(Items from a data source)
******

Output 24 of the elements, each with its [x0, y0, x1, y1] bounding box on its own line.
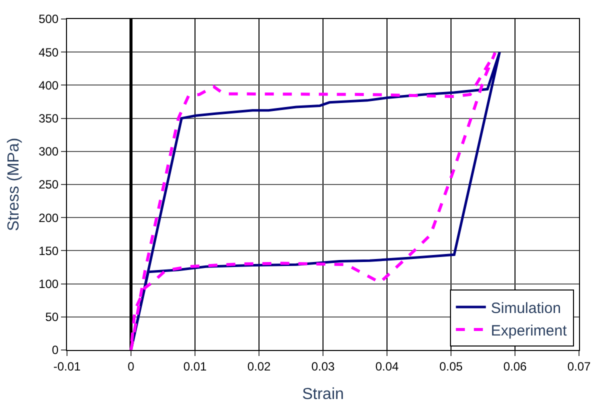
- y-tick-label: 200: [38, 210, 59, 225]
- y-axis-title: Stress (MPa): [5, 138, 22, 232]
- x-axis-title: Strain: [302, 386, 344, 404]
- y-tick-label: 450: [38, 45, 59, 60]
- x-tick-label: 0.05: [439, 359, 463, 374]
- y-tick-label: 250: [38, 178, 59, 192]
- y-tick-label: 100: [38, 277, 59, 291]
- x-tick-label: 0.02: [247, 359, 271, 374]
- y-tick-label: 150: [38, 244, 59, 258]
- x-tick-label: 0: [128, 359, 135, 374]
- legend-label: Simulation: [490, 300, 561, 317]
- x-tick-label: 0.03: [311, 359, 335, 374]
- x-tick-label: 0.04: [375, 359, 399, 374]
- y-tick-label: 300: [38, 144, 59, 159]
- y-tick-label: 50: [45, 310, 59, 324]
- y-tick-label: 500: [38, 12, 59, 26]
- x-tick-label: 0.06: [503, 359, 527, 374]
- y-tick-label: 350: [38, 112, 59, 126]
- legend-label: Experiment: [490, 322, 568, 340]
- y-tick-label: 400: [38, 78, 59, 92]
- x-tick-label: 0.01: [183, 359, 207, 374]
- x-tick-label: -0.01: [53, 359, 81, 374]
- x-tick-label: 0.07: [567, 359, 591, 374]
- y-tick-label: 0: [52, 343, 59, 358]
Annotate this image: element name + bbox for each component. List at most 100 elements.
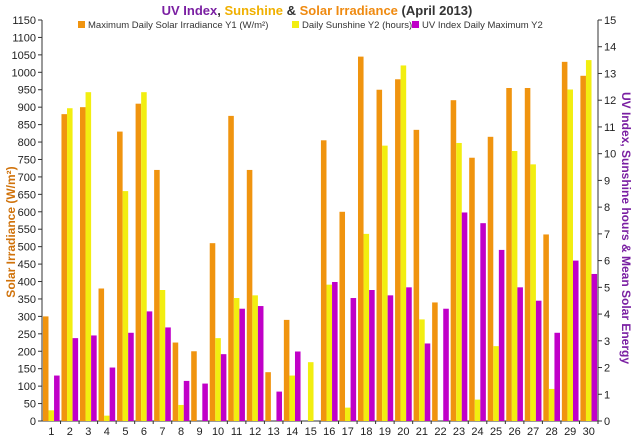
- bar-sunshine: [85, 92, 92, 422]
- bar-irradiance: [543, 234, 549, 421]
- left-tick-label: 950: [18, 85, 36, 97]
- left-tick-label: 100: [18, 381, 36, 393]
- legend-swatch: [412, 21, 419, 28]
- bar-uv-index: [591, 273, 598, 421]
- bar-irradiance: [191, 351, 197, 421]
- bar-uv-index: [406, 287, 412, 421]
- left-tick-label: 900: [18, 102, 36, 114]
- bar-sunshine: [511, 150, 518, 421]
- bar-uv-index: [498, 249, 505, 421]
- right-tick-label: 3: [604, 336, 610, 348]
- x-tick-label: 9: [196, 426, 202, 438]
- bar-sunshine: [493, 346, 499, 421]
- x-tick-label: 5: [122, 426, 128, 438]
- bar-irradiance: [506, 87, 512, 421]
- bar-sunshine: [215, 338, 221, 421]
- x-tick-label: 21: [416, 426, 428, 438]
- bar-irradiance: [339, 211, 346, 421]
- legend-swatch: [292, 21, 299, 28]
- x-tick-label: 16: [323, 426, 335, 438]
- left-tick-label: 350: [18, 294, 36, 306]
- bar-irradiance: [117, 131, 123, 421]
- left-tick-label: 300: [18, 311, 36, 323]
- right-tick-label: 10: [604, 149, 616, 161]
- x-tick-label: 1: [48, 426, 54, 438]
- bar-sunshine: [141, 92, 147, 422]
- bar-sunshine: [104, 415, 110, 421]
- legend-label: UV Index Daily Maximum Y2: [422, 20, 543, 31]
- bar-irradiance: [524, 87, 531, 421]
- bar-irradiance: [450, 100, 457, 421]
- bar-uv-index: [202, 383, 208, 421]
- x-tick-label: 17: [342, 426, 354, 438]
- x-tick-label: 7: [159, 426, 165, 438]
- right-tick-label: 8: [604, 202, 610, 214]
- left-tick-label: 50: [24, 399, 36, 411]
- x-tick-label: 6: [141, 426, 147, 438]
- left-tick-label: 700: [18, 172, 36, 184]
- bar-sunshine: [345, 407, 351, 421]
- bar-uv-index: [424, 343, 431, 421]
- right-tick-label: 15: [604, 15, 616, 27]
- left-tick-label: 400: [18, 277, 36, 289]
- left-tick-label: 800: [18, 137, 36, 149]
- x-tick-label: 14: [286, 426, 298, 438]
- left-tick-label: 600: [18, 207, 36, 219]
- right-axis-title: UV Index, Sunshine hours & Mean Solar En…: [619, 92, 633, 364]
- left-tick-label: 1100: [12, 32, 36, 44]
- bar-uv-index: [239, 308, 245, 421]
- bar-irradiance: [61, 114, 68, 421]
- x-tick-label: 10: [212, 426, 224, 438]
- bar-sunshine: [419, 319, 425, 421]
- bar-irradiance: [246, 169, 253, 421]
- x-tick-label: 15: [305, 426, 317, 438]
- right-tick-label: 0: [604, 416, 610, 428]
- legend-label: Daily Sunshine Y2 (hours): [302, 20, 412, 31]
- x-tick-label: 24: [471, 426, 483, 438]
- x-tick-label: 19: [379, 426, 391, 438]
- bar-sunshine: [159, 290, 166, 421]
- x-tick-label: 3: [85, 426, 91, 438]
- x-tick-label: 4: [104, 426, 110, 438]
- title-part: (April 2013): [398, 3, 472, 18]
- bar-sunshine: [567, 89, 573, 422]
- left-axis-title: Solar Irradiance (W/m²): [4, 166, 18, 297]
- left-tick-label: 850: [18, 120, 36, 132]
- x-tick-label: 23: [453, 426, 465, 438]
- bar-sunshine: [178, 404, 184, 421]
- bar-irradiance: [172, 342, 179, 421]
- bar-irradiance: [98, 288, 105, 421]
- bar-irradiance: [283, 319, 290, 421]
- bar-uv-index: [554, 332, 561, 421]
- right-tick-label: 9: [604, 175, 610, 187]
- x-tick-label: 2: [67, 426, 73, 438]
- bar-uv-index: [183, 380, 190, 421]
- plot-area: 0501001502002503003504004505005506006507…: [12, 15, 617, 438]
- bar-uv-index: [332, 281, 338, 421]
- bar-uv-index: [220, 354, 227, 421]
- bar-sunshine: [382, 145, 388, 421]
- x-tick-label: 8: [178, 426, 184, 438]
- x-tick-label: 12: [249, 426, 261, 438]
- bar-irradiance: [580, 75, 586, 421]
- right-tick-label: 1: [604, 389, 610, 401]
- title-part: &: [283, 3, 300, 18]
- x-tick-label: 29: [564, 426, 576, 438]
- right-tick-label: 7: [604, 229, 610, 241]
- right-tick-label: 14: [604, 42, 616, 54]
- bar-uv-index: [72, 338, 79, 421]
- title-part: ,: [217, 3, 224, 18]
- bar-sunshine: [548, 388, 555, 421]
- x-tick-label: 30: [583, 426, 595, 438]
- bar-irradiance: [413, 129, 420, 422]
- bar-irradiance: [228, 115, 234, 422]
- bar-irradiance: [154, 169, 160, 421]
- left-tick-label: 0: [30, 416, 36, 428]
- bar-uv-index: [54, 375, 60, 421]
- bar-irradiance: [209, 243, 216, 421]
- legend-label: Maximum Daily Solar Irradiance Y1 (W/m²): [88, 20, 268, 31]
- x-tick-label: 13: [268, 426, 280, 438]
- title-part: UV Index: [162, 3, 218, 18]
- left-tick-label: 550: [18, 224, 36, 236]
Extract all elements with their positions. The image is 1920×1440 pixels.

******

Recast the part of the material that opens with the line containing "- bar-sunshine: [85, 92, 92, 422]" and closes with the line containing "- x-tick-label: 1: [48, 426, 54, 438]" as a Markdown table with the columns Row and Line. Number each line and leave out any blank lines.

RESULT FOR THIS TASK:
| Row | Line |
|---|---|
| 1 | - bar-sunshine: [85, 92, 92, 422] |
| 2 | - bar-irradiance: [543, 234, 549, 421] |
| 3 | - left-tick-label: 950: [18, 85, 36, 97] |
| 4 | - left-tick-label: 100: [18, 381, 36, 393] |
| 5 | - legend-swatch: [412, 21, 419, 28] |
| 6 | - bar-uv-index: [591, 273, 598, 421] |
| 7 | - bar-irradiance: [191, 351, 197, 421] |
| 8 | - bar-uv-index: [406, 287, 412, 421] |
| 9 | - left-tick-label: 900: [18, 102, 36, 114] |
| 10 | - bar-sunshine: [511, 150, 518, 421] |
| 11 | - bar-uv-index: [498, 249, 505, 421] |
| 12 | - right-tick-label: 3: [604, 336, 610, 348] |
| 13 | - x-tick-label: 9: [196, 426, 202, 438] |
| 14 | - bar-sunshine: [493, 346, 499, 421] |
| 15 | - x-tick-label: 5: [122, 426, 128, 438] |
| 16 | - bar-irradiance: [506, 87, 512, 421] |
| 17 | - bar-sunshine: [215, 338, 221, 421] |
| 18 | - x-tick-label: 21: [416, 426, 428, 438] |
| 19 | - bar-irradiance: [339, 211, 346, 421] |
| 20 | - legend-swatch: [292, 21, 299, 28] |
| 21 | - x-tick-label: 16: [323, 426, 335, 438] |
| 22 | - left-tick-label: 350: [18, 294, 36, 306] |
| 23 | - bar-irradiance: [117, 131, 123, 421] |
| 24 | - left-tick-label: 300: [18, 311, 36, 323] |
| 25 | - right-tick-label: 10: [604, 149, 616, 161] |
| 26 | - x-tick-label: 1: [48, 426, 54, 438] |